## WRITTEN EXERCISE
Go through the entries below and print each one exactly, leaving out pictures.

[Data records]
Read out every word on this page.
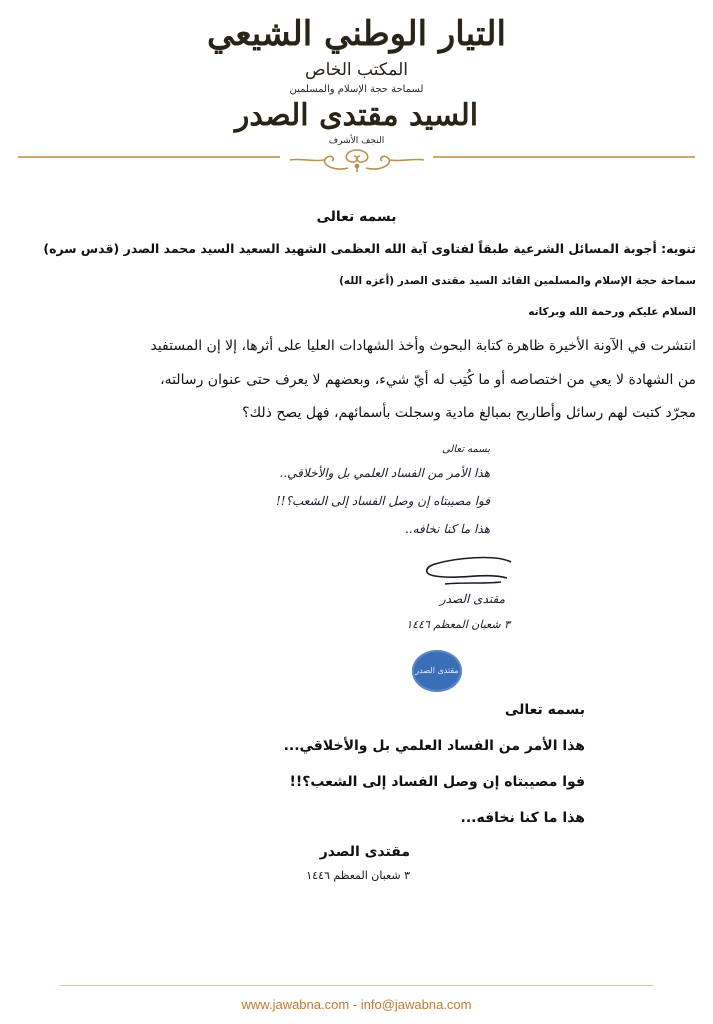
التيار الوطني الشيعي
المكتب الخاص
لسماحة حجة الإسلام والمسلمين
السيد مقتدى الصدر
النجف الأشرف
بسمه تعالى
تنويه: أجوبة المسائل الشرعية طبقاً لفتاوى آية الله العظمى الشهيد السعيد السيد محمد الصدر (قدس سره)
سماحة حجة الإسلام والمسلمين القائد السيد مقتدى الصدر (أعزه الله)
السلام عليكم ورحمة الله وبركاته
انتشرت في الآونة الأخيرة ظاهرة كتابة البحوث وأخذ الشهادات العليا على أثرها، إلا إن المستفيد
من الشهادة لا يعي من اختصاصه أو ما كُتِب له أيّ شيء، وبعضهم لا يعرف حتى عنوان رسالته،
مجرّد كتبت لهم رسائل وأطاريح بمبالغ مادية وسجلت بأسمائهم، فهل يصح ذلك؟
بسمه تعالى
هذا الأمر من الفساد العلمي بل والأخلاقي..
فوا مصيبتاه إن وصل الفساد إلى الشعب؟!!
هذا ما كنا نخافه..
مقتدى الصدر
٣ شعبان المعظم ١٤٤٦
مقتدى الصدر
بسمه تعالى
هذا الأمر من الفساد العلمي بل والأخلاقي...
فوا مصيبتاه إن وصل الفساد إلى الشعب؟!!
هذا ما كنا نخافه...
مقتدى الصدر
٣ شعبان المعظم ١٤٤٦
www.jawabna.com - info@jawabna.com
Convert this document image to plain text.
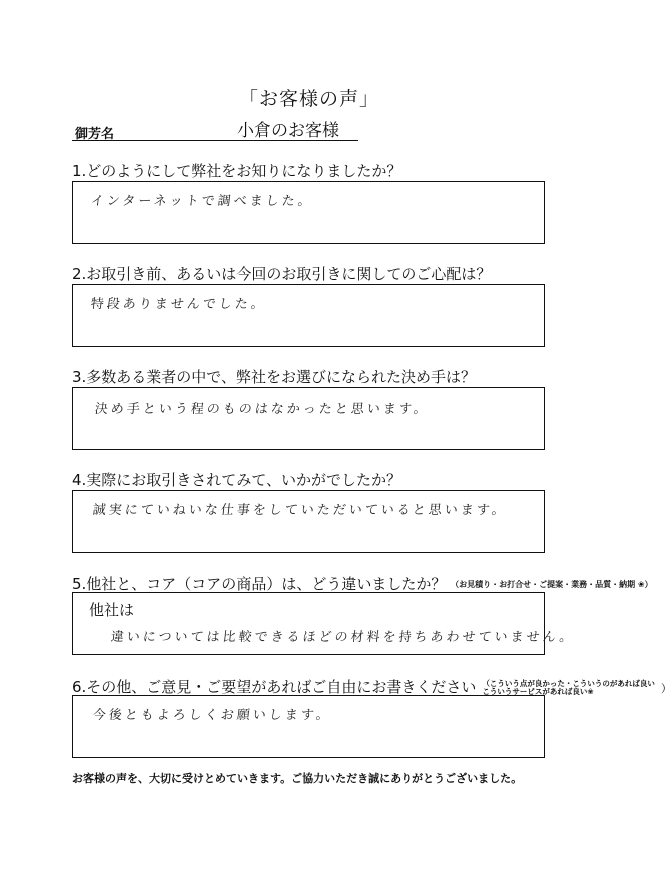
「お客様の声」
御芳名	小倉のお客様
1.どのようにして弊社をお知りになりましたか？
インターネットで調べました。
2.お取引き前、あるいは今回のお取引きに関してのご心配は？
特段ありませんでした。
3.多数ある業者の中で、弊社をお選びになられた決め手は？
決め手という程のものはなかったと思います。
4.実際にお取引きされてみて、いかがでしたか？
誠実にていねいな仕事をしていただいていると思います。
5.他社と、コア（コアの商品）は、どう違いましたか？ （お見積り・お打合せ・ご提案・業務・品質・納期 ❀）
他社は
違いについては比較できるほどの材料を持ちあわせていません。
6.その他、ご意見・ご要望があればご自由にお書きください （こういう点が良かった・こういうのがあれば良い
こういうサービスがあれば良い❀	）
今後ともよろしくお願いします。
お客様の声を、大切に受けとめていきます。ご協力いただき誠にありがとうございました。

## IN RESPONSE
Read out every word on this page.
التيار الوطني الشيعي
المكتب الخاص
لسماحة حجة الإسلام والمسلمين
السيد مقتدى الصدر
النجف الأشرف
بسمه تعالى
تنويه: أجوبة المسائل الشرعية طبقاً لفتاوى آية الله العظمى الشهيد السعيد السيد محمد الصدر (قدس سره)
سماحة حجة الإسلام والمسلمين القائد السيد مقتدى الصدر (أعزه الله)
السلام عليكم ورحمة الله وبركاته
انتشرت في الآونة الأخيرة ظاهرة كتابة البحوث وأخذ الشهادات العليا على أثرها، إلا إن المستفيد
من الشهادة لا يعي من اختصاصه أو ما كُتِب له أيّ شيء، وبعضهم لا يعرف حتى عنوان رسالته،
مجرّد كتبت لهم رسائل وأطاريح بمبالغ مادية وسجلت بأسمائهم، فهل يصح ذلك؟
بسمه تعالى
هذا الأمر من الفساد العلمي بل والأخلاقي..
فوا مصيبتاه إن وصل الفساد إلى الشعب؟!!
هذا ما كنا نخافه..
مقتدى الصدر
٣ شعبان المعظم ١٤٤٦
مقتدى الصدر
بسمه تعالى
هذا الأمر من الفساد العلمي بل والأخلاقي...
فوا مصيبتاه إن وصل الفساد إلى الشعب؟!!
هذا ما كنا نخافه...
مقتدى الصدر
٣ شعبان المعظم ١٤٤٦
www.jawabna.com - info@jawabna.com
Convert this document image to plain text.
「お客様の声」
御芳名	小倉のお客様
1.どのようにして弊社をお知りになりましたか？
インターネットで調べました。
2.お取引き前、あるいは今回のお取引きに関してのご心配は？
特段ありませんでした。
3.多数ある業者の中で、弊社をお選びになられた決め手は？
決め手という程のものはなかったと思います。
4.実際にお取引きされてみて、いかがでしたか？
誠実にていねいな仕事をしていただいていると思います。
5.他社と、コア（コアの商品）は、どう違いましたか？ （お見積り・お打合せ・ご提案・業務・品質・納期 ❀）
他社は
違いについては比較できるほどの材料を持ちあわせていません。
6.その他、ご意見・ご要望があればご自由にお書きください （こういう点が良かった・こういうのがあれば良い
こういうサービスがあれば良い❀	）
今後ともよろしくお願いします。
お客様の声を、大切に受けとめていきます。ご協力いただき誠にありがとうございました。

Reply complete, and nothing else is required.